__GOAL OF THE EXERCISE__
Reproduce every row below character for character, with no changes.

Data entries:
(begin)
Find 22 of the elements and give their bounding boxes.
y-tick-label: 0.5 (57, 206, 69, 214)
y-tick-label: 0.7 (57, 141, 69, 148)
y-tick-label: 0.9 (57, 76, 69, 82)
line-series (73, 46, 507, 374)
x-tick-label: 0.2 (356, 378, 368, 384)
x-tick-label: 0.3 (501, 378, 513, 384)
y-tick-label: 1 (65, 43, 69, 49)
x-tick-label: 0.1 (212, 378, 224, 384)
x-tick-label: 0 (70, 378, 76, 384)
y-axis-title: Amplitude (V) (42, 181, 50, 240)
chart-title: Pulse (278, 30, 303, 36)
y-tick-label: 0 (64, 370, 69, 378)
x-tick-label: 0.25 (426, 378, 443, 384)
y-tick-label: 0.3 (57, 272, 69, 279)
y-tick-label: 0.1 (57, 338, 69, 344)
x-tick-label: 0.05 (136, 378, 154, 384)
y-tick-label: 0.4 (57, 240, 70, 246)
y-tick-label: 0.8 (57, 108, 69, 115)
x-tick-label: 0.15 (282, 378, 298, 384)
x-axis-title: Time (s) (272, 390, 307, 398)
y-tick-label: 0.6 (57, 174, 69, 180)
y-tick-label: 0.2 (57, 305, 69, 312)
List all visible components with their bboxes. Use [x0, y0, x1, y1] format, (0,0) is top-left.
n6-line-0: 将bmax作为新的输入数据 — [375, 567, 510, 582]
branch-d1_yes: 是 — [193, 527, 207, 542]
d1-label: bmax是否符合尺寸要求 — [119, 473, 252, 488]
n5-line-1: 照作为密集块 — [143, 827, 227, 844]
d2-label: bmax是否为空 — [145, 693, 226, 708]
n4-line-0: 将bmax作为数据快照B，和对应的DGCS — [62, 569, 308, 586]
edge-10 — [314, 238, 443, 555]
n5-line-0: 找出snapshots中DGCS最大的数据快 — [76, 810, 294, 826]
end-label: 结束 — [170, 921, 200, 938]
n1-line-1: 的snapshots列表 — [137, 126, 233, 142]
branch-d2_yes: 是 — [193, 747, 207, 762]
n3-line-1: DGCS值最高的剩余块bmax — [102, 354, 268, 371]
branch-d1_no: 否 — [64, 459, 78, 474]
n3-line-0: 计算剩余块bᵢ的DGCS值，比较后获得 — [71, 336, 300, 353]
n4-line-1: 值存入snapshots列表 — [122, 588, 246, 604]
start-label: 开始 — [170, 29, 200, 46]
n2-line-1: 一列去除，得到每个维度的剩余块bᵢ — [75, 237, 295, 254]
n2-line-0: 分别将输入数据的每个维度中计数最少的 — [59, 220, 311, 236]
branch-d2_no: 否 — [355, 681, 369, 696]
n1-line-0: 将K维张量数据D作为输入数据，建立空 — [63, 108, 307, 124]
(end)
__RESULT OF THIS TASK__
Find 22 of the elements and give their bounding boxes.
y-tick-label: 0.5 (57, 206, 69, 214)
y-tick-label: 0.7 (57, 141, 69, 148)
y-tick-label: 0.9 (57, 76, 69, 82)
line-series (73, 46, 507, 374)
x-tick-label: 0.2 (356, 378, 368, 384)
x-tick-label: 0.3 (501, 378, 513, 384)
y-tick-label: 1 (65, 43, 69, 49)
x-tick-label: 0.1 (212, 378, 224, 384)
x-tick-label: 0 (70, 378, 76, 384)
y-axis-title: Amplitude (V) (42, 181, 50, 240)
chart-title: Pulse (278, 30, 303, 36)
y-tick-label: 0 (64, 370, 69, 378)
x-tick-label: 0.25 (426, 378, 443, 384)
y-tick-label: 0.3 (57, 272, 69, 279)
y-tick-label: 0.1 (57, 338, 69, 344)
x-tick-label: 0.05 (136, 378, 154, 384)
y-tick-label: 0.4 (57, 240, 70, 246)
y-tick-label: 0.8 (57, 108, 69, 115)
x-tick-label: 0.15 (282, 378, 298, 384)
x-axis-title: Time (s) (272, 390, 307, 398)
y-tick-label: 0.6 (57, 174, 69, 180)
y-tick-label: 0.2 (57, 305, 69, 312)
List all visible components with their bboxes. Use [x0, y0, x1, y1] format, (0,0) is top-left.
n6-line-0: 将bmax作为新的输入数据 — [375, 567, 510, 582]
branch-d1_yes: 是 — [193, 527, 207, 542]
d1-label: bmax是否符合尺寸要求 — [119, 473, 252, 488]
n5-line-1: 照作为密集块 — [143, 827, 227, 844]
d2-label: bmax是否为空 — [145, 693, 226, 708]
n4-line-0: 将bmax作为数据快照B，和对应的DGCS — [62, 569, 308, 586]
edge-10 — [314, 238, 443, 555]
n5-line-0: 找出snapshots中DGCS最大的数据快 — [76, 810, 294, 826]
end-label: 结束 — [170, 921, 200, 938]
n1-line-1: 的snapshots列表 — [137, 126, 233, 142]
branch-d2_yes: 是 — [193, 747, 207, 762]
n3-line-1: DGCS值最高的剩余块bmax — [102, 354, 268, 371]
branch-d1_no: 否 — [64, 459, 78, 474]
n3-line-0: 计算剩余块bᵢ的DGCS值，比较后获得 — [71, 336, 300, 353]
n4-line-1: 值存入snapshots列表 — [122, 588, 246, 604]
start-label: 开始 — [170, 29, 200, 46]
n2-line-1: 一列去除，得到每个维度的剩余块bᵢ — [75, 237, 295, 254]
n2-line-0: 分别将输入数据的每个维度中计数最少的 — [59, 220, 311, 236]
branch-d2_no: 否 — [355, 681, 369, 696]
n1-line-0: 将K维张量数据D作为输入数据，建立空 — [63, 108, 307, 124]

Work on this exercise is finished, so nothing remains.